-- BEGIN Data for processing --

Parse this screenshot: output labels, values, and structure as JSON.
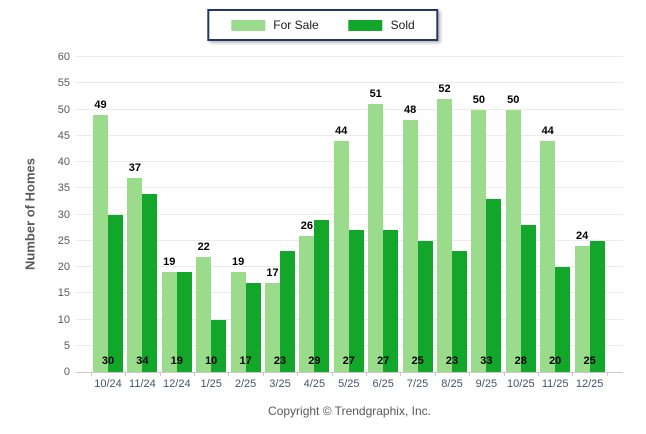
{
  "legend": {
    "items": [
      {
        "label": "For Sale",
        "color": "#9ADB8C"
      },
      {
        "label": "Sold",
        "color": "#12A62B"
      }
    ]
  },
  "footer": {
    "text": "Copyright © Trendgraphix, Inc."
  },
  "colors": {
    "for_sale": "#9ADB8C",
    "sold": "#12A62B",
    "gridline": "#EBEBEB",
    "axis_line": "#C9C9C9",
    "x_label": "#44546A",
    "y_label": "#595959",
    "value_label": "#000000",
    "legend_border": "#1F3864"
  },
  "chart_data": {
    "type": "bar",
    "title": "",
    "xlabel": "",
    "ylabel": "Number of Homes",
    "categories": [
      "10/24",
      "11/24",
      "12/24",
      "1/25",
      "2/25",
      "3/25",
      "4/25",
      "5/25",
      "6/25",
      "7/25",
      "8/25",
      "9/25",
      "10/25",
      "11/25",
      "12/25"
    ],
    "series": [
      {
        "name": "For Sale",
        "color": "#9ADB8C",
        "values": [
          49,
          37,
          19,
          22,
          19,
          17,
          26,
          44,
          51,
          48,
          52,
          50,
          50,
          44,
          24
        ],
        "label_position": "above-bar"
      },
      {
        "name": "Sold",
        "color": "#12A62B",
        "values": [
          30,
          34,
          19,
          10,
          17,
          23,
          29,
          27,
          27,
          25,
          23,
          33,
          28,
          20,
          25
        ],
        "label_position": "inside-bottom"
      }
    ],
    "ylim": [
      0,
      60
    ],
    "yticks": [
      0,
      5,
      10,
      15,
      20,
      25,
      30,
      35,
      40,
      45,
      50,
      55,
      60
    ],
    "grid": true,
    "legend_position": "top-center"
  }
}
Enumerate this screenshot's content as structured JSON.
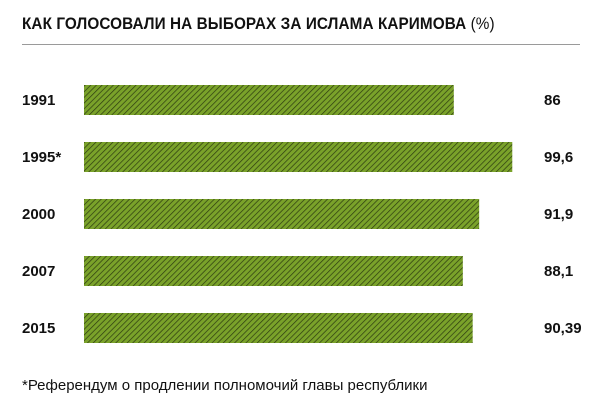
{
  "chart_data": {
    "type": "bar",
    "orientation": "horizontal",
    "title": "КАК ГОЛОСОВАЛИ НА ВЫБОРАХ ЗА ИСЛАМА КАРИМОВА",
    "title_unit": "(%)",
    "categories": [
      "1991",
      "1995*",
      "2000",
      "2007",
      "2015"
    ],
    "values": [
      86,
      99.6,
      91.9,
      88.1,
      90.39
    ],
    "value_labels": [
      "86",
      "99,6",
      "91,9",
      "88,1",
      "90,39"
    ],
    "xlim": [
      0,
      100
    ],
    "grid": false,
    "legend": "none",
    "bar_color": "#7aa22a",
    "hatch_color": "#2b3a10"
  },
  "footnote": "*Референдум о продлении полномочий главы республики"
}
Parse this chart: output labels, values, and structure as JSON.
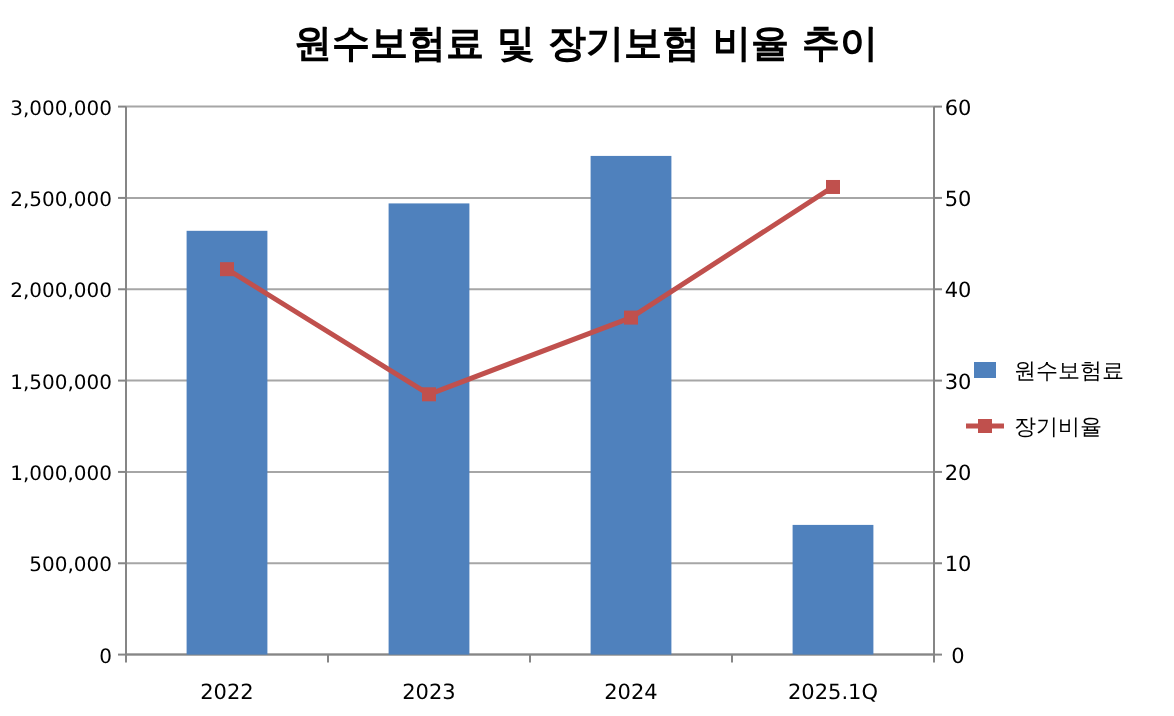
{
  "chart_data": {
    "type": "bar",
    "title": "원수보험료 및 장기보험 비율 추이",
    "categories": [
      "2022",
      "2023",
      "2024",
      "2025.1Q"
    ],
    "series": [
      {
        "name": "원수보험료",
        "color": "#4f81bd",
        "values": [
          2320000,
          2470000,
          2730000,
          710000
        ]
      },
      {
        "name": "장기비율",
        "type": "line",
        "axis": "y2",
        "color": "#c0504d",
        "marker": "square",
        "values": [
          42.2,
          28.5,
          36.9,
          51.2
        ]
      }
    ],
    "ylim": [
      0,
      3000000
    ],
    "yticks": [
      {
        "value": 0,
        "label": "0"
      },
      {
        "value": 500000,
        "label": "500,000"
      },
      {
        "value": 1000000,
        "label": "1,000,000"
      },
      {
        "value": 1500000,
        "label": "1,500,000"
      },
      {
        "value": 2000000,
        "label": "2,000,000"
      },
      {
        "value": 2500000,
        "label": "2,500,000"
      },
      {
        "value": 3000000,
        "label": "3,000,000"
      }
    ],
    "y2lim": [
      0,
      60
    ],
    "y2ticks": [
      0,
      10,
      20,
      30,
      40,
      50,
      60
    ],
    "grid": "y",
    "legend": "right"
  }
}
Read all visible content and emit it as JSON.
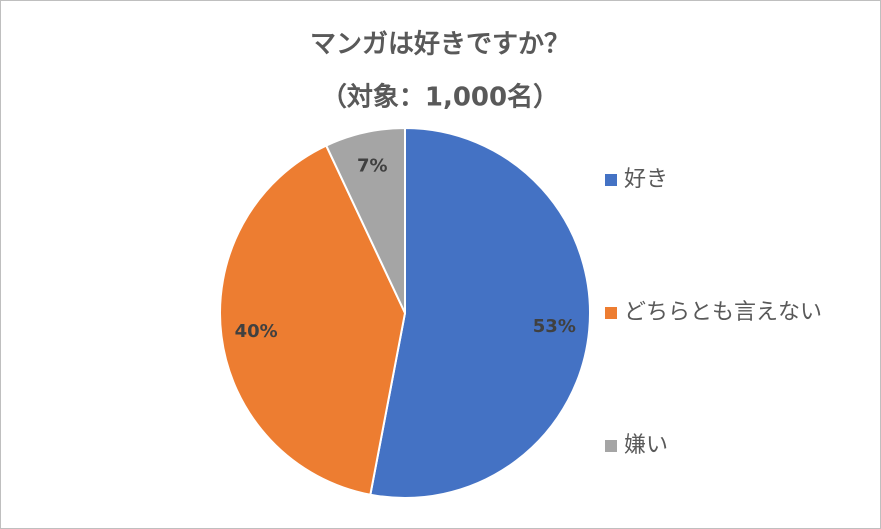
{
  "chart_data": {
    "type": "pie",
    "title": "マンガは好きですか？",
    "subtitle": "（対象：1,000名）",
    "categories": [
      "好き",
      "どちらとも言えない",
      "嫌い"
    ],
    "values": [
      53,
      40,
      7
    ],
    "value_labels": [
      "53%",
      "40%",
      "7%"
    ],
    "colors": [
      "#4472c4",
      "#ed7d31",
      "#a5a5a5"
    ],
    "legend": "right"
  }
}
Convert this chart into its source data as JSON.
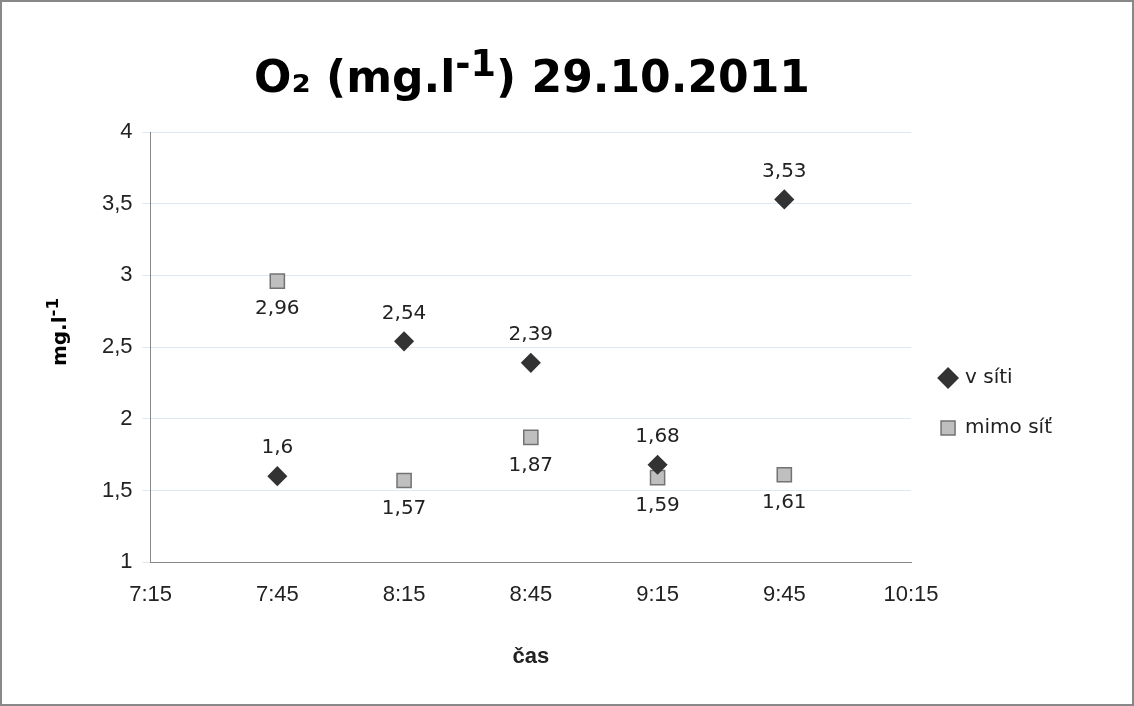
{
  "chart_data": {
    "type": "scatter",
    "title": "O₂ (mg.l$^{-1}$) 29.10.2011",
    "xlabel": "čas",
    "ylabel": "mg.l$^{-1}$",
    "xlim": [
      7.25,
      10.25
    ],
    "xticks": [
      {
        "value": 7.25,
        "label": "7:15"
      },
      {
        "value": 7.75,
        "label": "7:45"
      },
      {
        "value": 8.25,
        "label": "8:15"
      },
      {
        "value": 8.75,
        "label": "8:45"
      },
      {
        "value": 9.25,
        "label": "9:15"
      },
      {
        "value": 9.75,
        "label": "9:45"
      },
      {
        "value": 10.25,
        "label": "10:15"
      }
    ],
    "ylim": [
      1,
      4
    ],
    "yticks": [
      1,
      {
        "value": 1.5,
        "label": "1,5"
      },
      2,
      {
        "value": 2.5,
        "label": "2,5"
      },
      3,
      {
        "value": 3.5,
        "label": "3,5"
      },
      4
    ],
    "grid": "y",
    "legend": "right",
    "series": [
      {
        "name": "v síti",
        "color": "#333333",
        "marker": "diamond",
        "x": [
          7.75,
          8.25,
          8.75,
          9.25,
          9.75
        ],
        "values": [
          1.6,
          2.54,
          2.39,
          1.68,
          3.53
        ],
        "value_labels": [
          "1,6",
          "2,54",
          "2,39",
          "1,68",
          "3,53"
        ]
      },
      {
        "name": "mimo síť",
        "color": "#bfbfbf",
        "marker": "square",
        "x": [
          7.75,
          8.25,
          8.75,
          9.25,
          9.75
        ],
        "values": [
          2.96,
          1.57,
          1.87,
          1.59,
          1.61
        ],
        "value_labels": [
          "2,96",
          "1,57",
          "1,87",
          "1,59",
          "1,61"
        ]
      }
    ]
  }
}
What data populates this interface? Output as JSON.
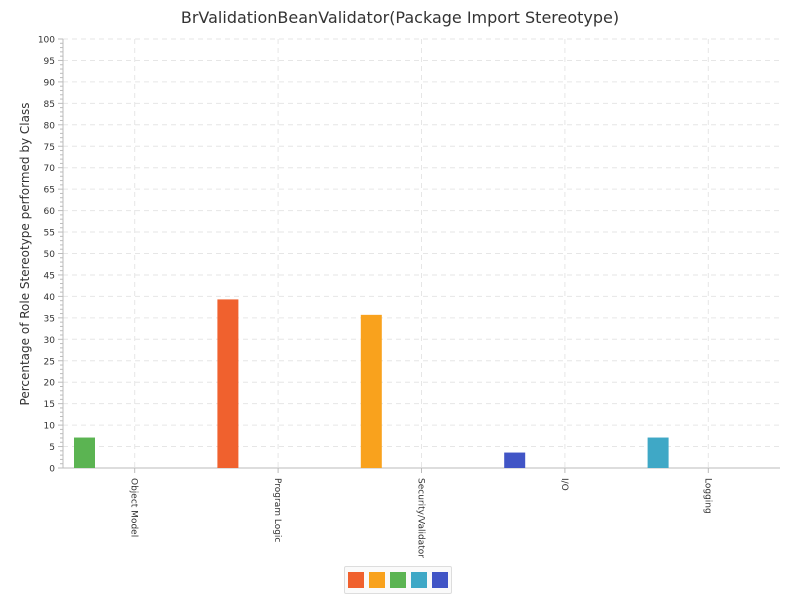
{
  "chart_data": {
    "type": "bar",
    "title": "BrValidationBeanValidator(Package Import Stereotype)",
    "xlabel": "",
    "ylabel": "Percentage of Role Stereotype performed by Class",
    "ylim": [
      0,
      100
    ],
    "yticks": [
      0,
      5,
      10,
      15,
      20,
      25,
      30,
      35,
      40,
      45,
      50,
      55,
      60,
      65,
      70,
      75,
      80,
      85,
      90,
      95,
      100
    ],
    "grid": true,
    "categories": [
      "Object Model",
      "Program Logic",
      "Security/Validator",
      "I/O",
      "Logging"
    ],
    "series": [
      {
        "name": "",
        "color": "#f0612e",
        "values": [
          0,
          39.3,
          0,
          0,
          0
        ]
      },
      {
        "name": "",
        "color": "#f9a21d",
        "values": [
          0,
          0,
          35.7,
          0,
          0
        ]
      },
      {
        "name": "",
        "color": "#5bb452",
        "values": [
          7.1,
          0,
          0,
          0,
          0
        ]
      },
      {
        "name": "",
        "color": "#3fa8c6",
        "values": [
          0,
          0,
          0,
          0,
          7.1
        ]
      },
      {
        "name": "",
        "color": "#4155c6",
        "values": [
          0,
          0,
          0,
          3.6,
          0
        ]
      }
    ],
    "legend": "bottom-center"
  }
}
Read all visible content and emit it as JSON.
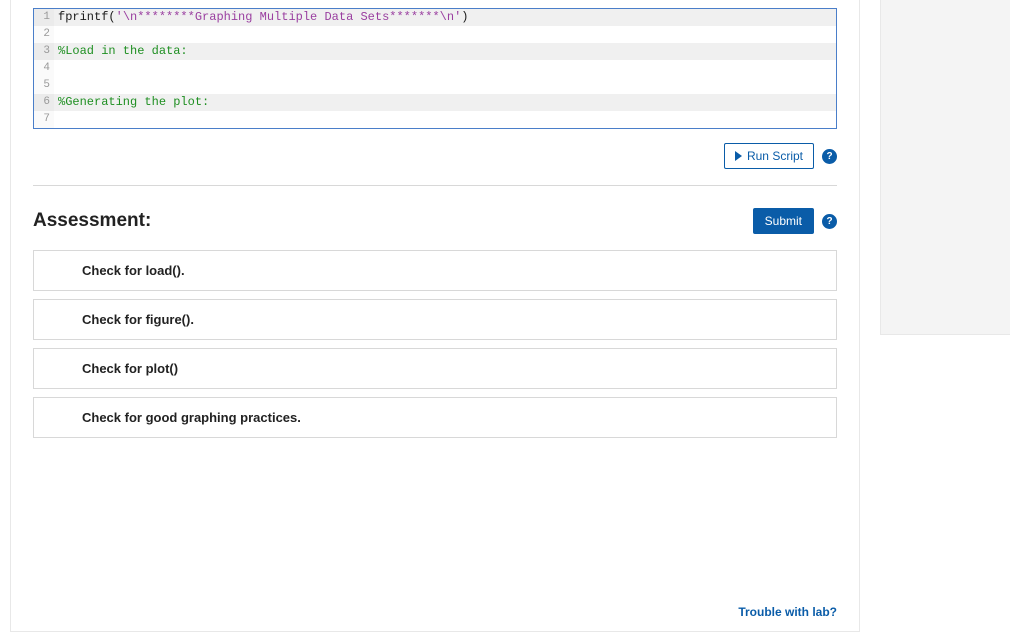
{
  "code": {
    "lines": [
      {
        "n": 1,
        "alt": true,
        "segments": [
          {
            "cls": "tk-fn",
            "t": "fprintf"
          },
          {
            "cls": "tk-paren",
            "t": "("
          },
          {
            "cls": "tk-str",
            "t": "'\\n********Graphing Multiple Data Sets*******\\n'"
          },
          {
            "cls": "tk-paren",
            "t": ")"
          }
        ]
      },
      {
        "n": 2,
        "alt": false,
        "segments": []
      },
      {
        "n": 3,
        "alt": true,
        "segments": [
          {
            "cls": "tk-cmt",
            "t": "%Load in the data:"
          }
        ]
      },
      {
        "n": 4,
        "alt": false,
        "segments": []
      },
      {
        "n": 5,
        "alt": false,
        "segments": []
      },
      {
        "n": 6,
        "alt": true,
        "segments": [
          {
            "cls": "tk-cmt",
            "t": "%Generating the plot:"
          }
        ]
      },
      {
        "n": 7,
        "alt": false,
        "segments": []
      }
    ]
  },
  "run": {
    "label": "Run Script",
    "help": "?"
  },
  "assessment": {
    "title": "Assessment:",
    "submit_label": "Submit",
    "help": "?",
    "checks": [
      "Check for load().",
      "Check for figure().",
      "Check for plot()",
      "Check for good graphing practices."
    ]
  },
  "footer": {
    "trouble_label": "Trouble with lab?"
  }
}
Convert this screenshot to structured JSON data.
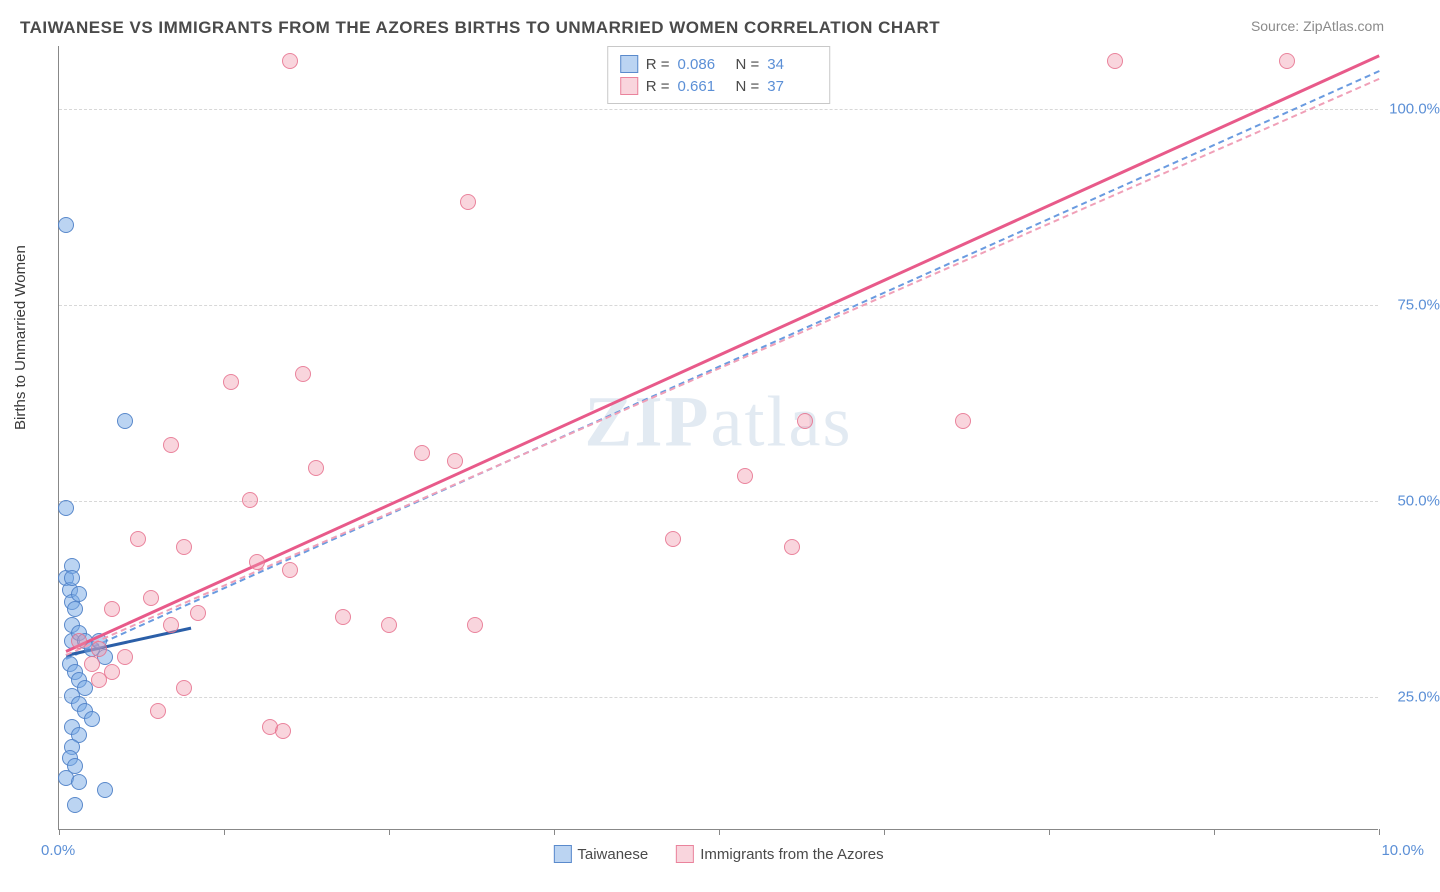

-- END Data for processing --

■ **Task goal**
From the data, pick out every line that includes "JSON".

■ **Worked answer**
Parse this screenshot: output labels, values, and structure as JSON.
Enumerate this screenshot's content as structured JSON.
Parse this chart: output labels, values, and structure as JSON.
Read all visible content and emit it as JSON.
Convert this chart into its source data as JSON.
What data populates this interface? Output as JSON.
Read all visible content and emit it as JSON.
Convert this screenshot to structured JSON data.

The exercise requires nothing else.